> _Task data_
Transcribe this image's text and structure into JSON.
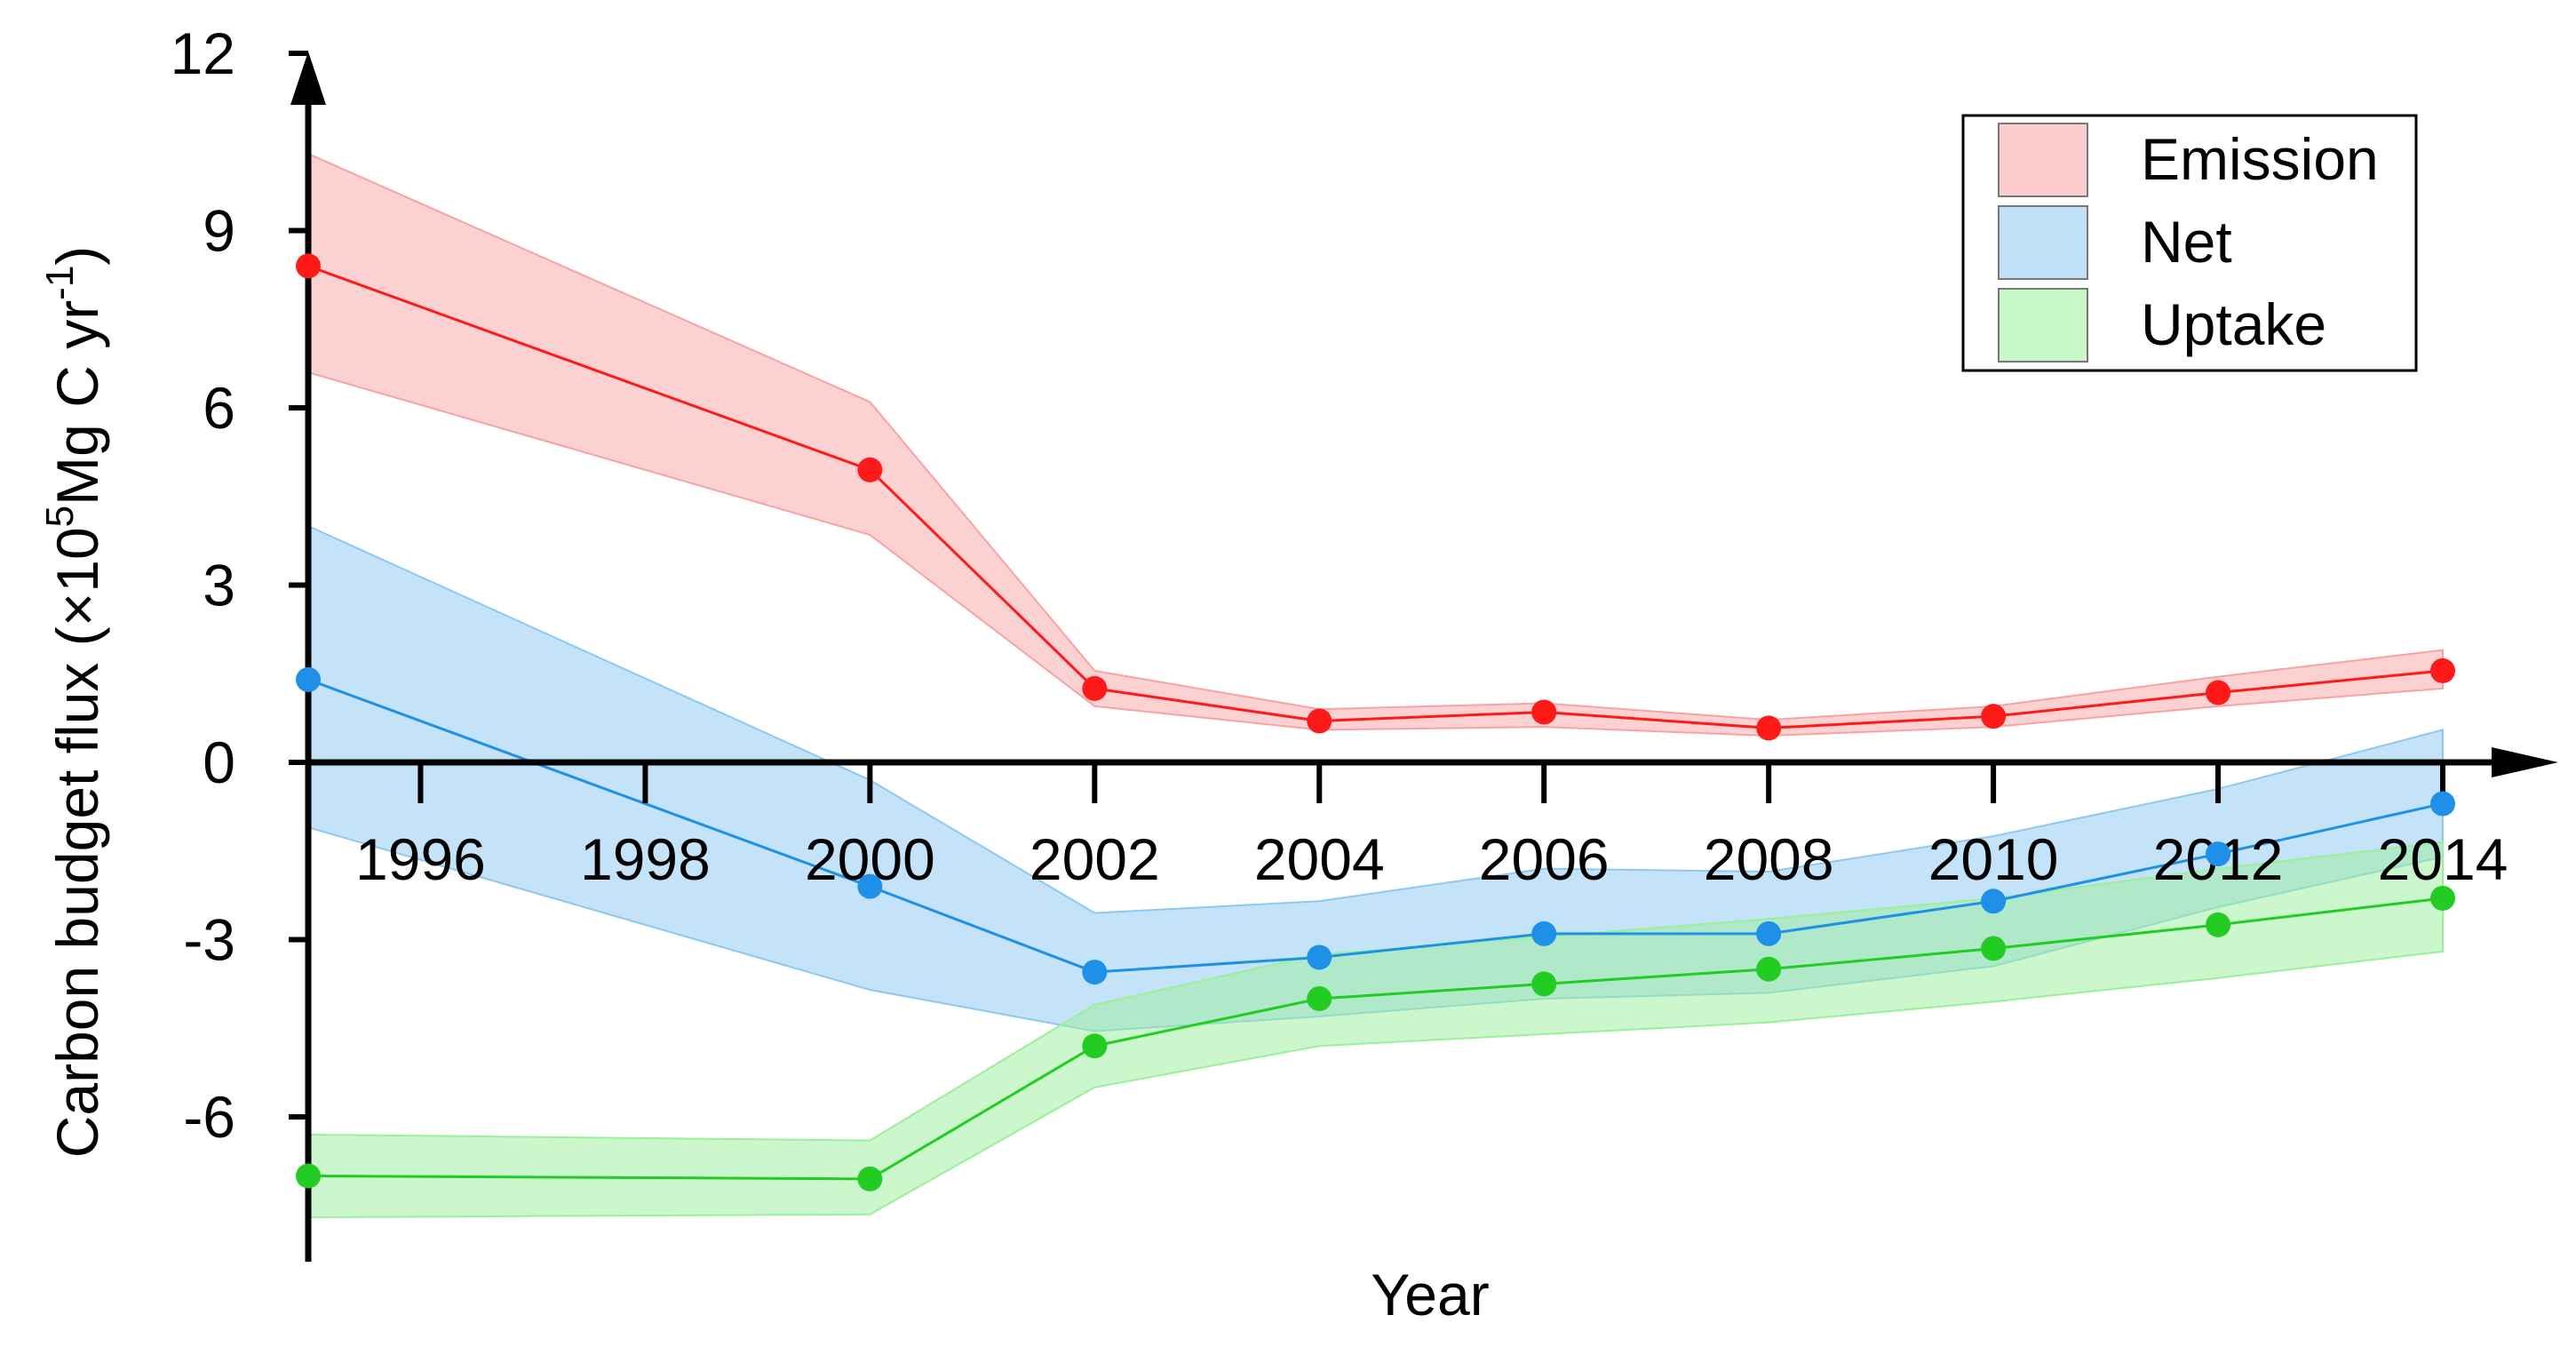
{
  "chart_data": {
    "type": "line",
    "title": "",
    "xlabel": "Year",
    "ylabel": {
      "prefix": "Carbon budget flux (×10",
      "exp1": "5",
      "mid": "Mg C yr",
      "exp2": "-1",
      "suffix": ")"
    },
    "xlim": [
      1995,
      2014
    ],
    "ylim": [
      -8,
      12
    ],
    "xticks": [
      1996,
      1998,
      2000,
      2002,
      2004,
      2006,
      2008,
      2010,
      2012,
      2014
    ],
    "yticks": [
      -6,
      -3,
      0,
      3,
      6,
      9,
      12
    ],
    "grid": false,
    "legend_position": "top-right",
    "series": [
      {
        "name": "Emission",
        "color": "#ff1a1a",
        "band_color": "#f8a3a3",
        "x": [
          1995,
          2000,
          2002,
          2004,
          2006,
          2008,
          2010,
          2012,
          2014
        ],
        "y": [
          8.4,
          4.95,
          1.25,
          0.7,
          0.85,
          0.58,
          0.78,
          1.18,
          1.55
        ],
        "lower": [
          6.6,
          3.85,
          0.95,
          0.55,
          0.6,
          0.45,
          0.6,
          0.95,
          1.25
        ],
        "upper": [
          10.3,
          6.1,
          1.55,
          0.9,
          1.0,
          0.72,
          0.95,
          1.45,
          1.9
        ]
      },
      {
        "name": "Net",
        "color": "#1e90e8",
        "band_color": "#8cc8f2",
        "x": [
          1995,
          2000,
          2002,
          2004,
          2006,
          2008,
          2010,
          2012,
          2014
        ],
        "y": [
          1.4,
          -2.1,
          -3.55,
          -3.3,
          -2.9,
          -2.9,
          -2.35,
          -1.55,
          -0.7
        ],
        "lower": [
          -1.1,
          -3.85,
          -4.55,
          -4.3,
          -4.0,
          -3.9,
          -3.45,
          -2.45,
          -1.6
        ],
        "upper": [
          4.0,
          -0.3,
          -2.55,
          -2.35,
          -1.8,
          -1.85,
          -1.25,
          -0.45,
          0.55
        ]
      },
      {
        "name": "Uptake",
        "color": "#22cc22",
        "band_color": "#9af09a",
        "x": [
          1995,
          2000,
          2002,
          2004,
          2006,
          2008,
          2010,
          2012,
          2014
        ],
        "y": [
          -7.0,
          -7.05,
          -4.8,
          -4.0,
          -3.75,
          -3.5,
          -3.15,
          -2.75,
          -2.3
        ],
        "lower": [
          -7.7,
          -7.65,
          -5.5,
          -4.8,
          -4.6,
          -4.4,
          -4.05,
          -3.65,
          -3.2
        ],
        "upper": [
          -6.3,
          -6.4,
          -4.1,
          -3.25,
          -2.95,
          -2.65,
          -2.3,
          -1.8,
          -1.35
        ]
      }
    ]
  }
}
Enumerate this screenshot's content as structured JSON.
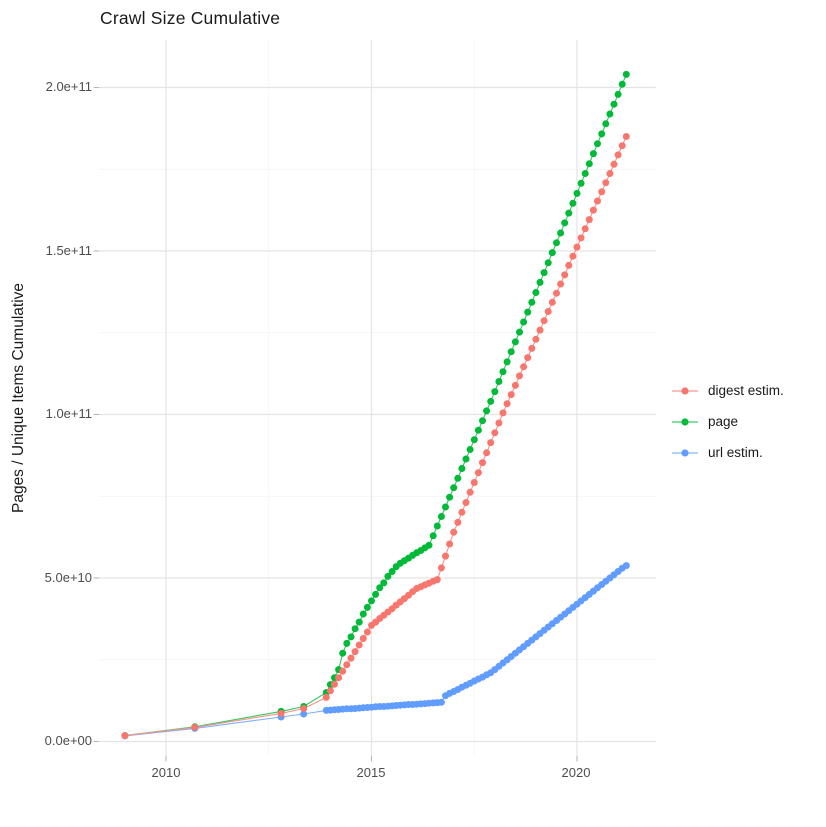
{
  "chart_data": {
    "type": "line",
    "title": "Crawl Size Cumulative",
    "xlabel": "",
    "ylabel": "Pages / Unique Items Cumulative",
    "legend_position": "right",
    "grid": "major+minor",
    "xlim": [
      2008.35,
      2021.85
    ],
    "ylim": [
      -4400000000.0,
      214500000000.0
    ],
    "x_ticks": [
      {
        "label": "2010",
        "year": 2010
      },
      {
        "label": "2015",
        "year": 2015
      },
      {
        "label": "2020",
        "year": 2020
      }
    ],
    "x_minor": [
      2012.5,
      2017.5
    ],
    "y_ticks": [
      {
        "label": "0.0e+00",
        "value": 0
      },
      {
        "label": "5.0e+10",
        "value": 50000000000.0
      },
      {
        "label": "1.0e+11",
        "value": 100000000000.0
      },
      {
        "label": "1.5e+11",
        "value": 150000000000.0
      },
      {
        "label": "2.0e+11",
        "value": 200000000000.0
      }
    ],
    "y_minor": [
      25000000000.0,
      75000000000.0,
      125000000000.0,
      175000000000.0
    ],
    "value_scale": 10000000000.0,
    "x": [
      2009.0,
      2010.7,
      2012.8,
      2013.35,
      2013.9,
      2014.0,
      2014.1,
      2014.2,
      2014.3,
      2014.4,
      2014.5,
      2014.6,
      2014.7,
      2014.8,
      2014.9,
      2015.0,
      2015.1,
      2015.2,
      2015.3,
      2015.4,
      2015.5,
      2015.6,
      2015.7,
      2015.8,
      2015.9,
      2016.0,
      2016.1,
      2016.2,
      2016.3,
      2016.4,
      2016.5,
      2016.6,
      2016.7,
      2016.8,
      2016.9,
      2017.0,
      2017.1,
      2017.2,
      2017.3,
      2017.4,
      2017.5,
      2017.6,
      2017.7,
      2017.8,
      2017.9,
      2018.0,
      2018.1,
      2018.2,
      2018.3,
      2018.4,
      2018.5,
      2018.6,
      2018.7,
      2018.8,
      2018.9,
      2019.0,
      2019.1,
      2019.2,
      2019.3,
      2019.4,
      2019.5,
      2019.6,
      2019.7,
      2019.8,
      2019.9,
      2020.0,
      2020.1,
      2020.2,
      2020.3,
      2020.4,
      2020.5,
      2020.6,
      2020.7,
      2020.8,
      2020.9,
      2021.0,
      2021.1,
      2021.2
    ],
    "series": [
      {
        "name": "digest estim.",
        "color": "#F8766D",
        "values": [
          0.18,
          0.43,
          0.86,
          1.01,
          1.35,
          1.55,
          1.75,
          1.95,
          2.15,
          2.35,
          2.55,
          2.75,
          2.95,
          3.15,
          3.35,
          3.55,
          3.65,
          3.76,
          3.86,
          3.96,
          4.06,
          4.17,
          4.27,
          4.37,
          4.47,
          4.58,
          4.68,
          4.73,
          4.79,
          4.84,
          4.9,
          4.95,
          5.31,
          5.67,
          6.04,
          6.4,
          6.7,
          7.01,
          7.31,
          7.62,
          7.92,
          8.22,
          8.53,
          8.83,
          9.14,
          9.44,
          9.74,
          10.05,
          10.33,
          10.61,
          10.89,
          11.18,
          11.46,
          11.74,
          12.02,
          12.3,
          12.58,
          12.87,
          13.15,
          13.43,
          13.71,
          13.99,
          14.27,
          14.56,
          14.84,
          15.12,
          15.4,
          15.68,
          15.96,
          16.25,
          16.53,
          16.81,
          17.09,
          17.37,
          17.65,
          17.94,
          18.22,
          18.5
        ]
      },
      {
        "name": "page",
        "color": "#00BA38",
        "values": [
          0.18,
          0.45,
          0.92,
          1.07,
          1.5,
          1.74,
          1.95,
          2.2,
          2.7,
          3.0,
          3.2,
          3.45,
          3.65,
          3.9,
          4.1,
          4.3,
          4.5,
          4.7,
          4.85,
          5.05,
          5.2,
          5.35,
          5.45,
          5.53,
          5.61,
          5.69,
          5.77,
          5.84,
          5.92,
          6.0,
          6.29,
          6.59,
          6.88,
          7.17,
          7.47,
          7.76,
          8.05,
          8.35,
          8.64,
          8.93,
          9.23,
          9.52,
          9.81,
          10.11,
          10.4,
          10.7,
          11.01,
          11.31,
          11.61,
          11.92,
          12.22,
          12.52,
          12.83,
          13.13,
          13.43,
          13.73,
          14.04,
          14.34,
          14.64,
          14.95,
          15.25,
          15.55,
          15.86,
          16.16,
          16.46,
          16.76,
          17.07,
          17.37,
          17.67,
          17.98,
          18.28,
          18.58,
          18.89,
          19.19,
          19.49,
          19.79,
          20.1,
          20.4
        ]
      },
      {
        "name": "url estim.",
        "color": "#619CFF",
        "values": [
          0.17,
          0.4,
          0.75,
          0.84,
          0.95,
          0.96,
          0.97,
          0.98,
          0.99,
          1.0,
          1.0,
          1.01,
          1.02,
          1.03,
          1.04,
          1.05,
          1.06,
          1.07,
          1.07,
          1.08,
          1.09,
          1.1,
          1.11,
          1.12,
          1.13,
          1.13,
          1.14,
          1.15,
          1.16,
          1.17,
          1.18,
          1.19,
          1.2,
          1.4,
          1.47,
          1.53,
          1.59,
          1.66,
          1.72,
          1.78,
          1.85,
          1.91,
          1.97,
          2.04,
          2.1,
          2.2,
          2.3,
          2.4,
          2.5,
          2.6,
          2.7,
          2.8,
          2.9,
          3.0,
          3.1,
          3.2,
          3.3,
          3.4,
          3.5,
          3.6,
          3.7,
          3.8,
          3.9,
          4.0,
          4.1,
          4.2,
          4.3,
          4.4,
          4.5,
          4.6,
          4.7,
          4.8,
          4.9,
          5.0,
          5.1,
          5.2,
          5.3,
          5.38
        ]
      }
    ]
  },
  "style": {
    "grid_major_color": "#e4e4e4",
    "grid_minor_color": "#f2f2f2",
    "tick_color": "#b8b8b8",
    "axis_text_color": "#4d4d4d"
  }
}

> _Requirement_
Look over the listing. Pull out every line with the string "ylabel" in it.

> _The response_
    "ylabel": {
    "ylabel": "Pages / Unique Items Cumulative",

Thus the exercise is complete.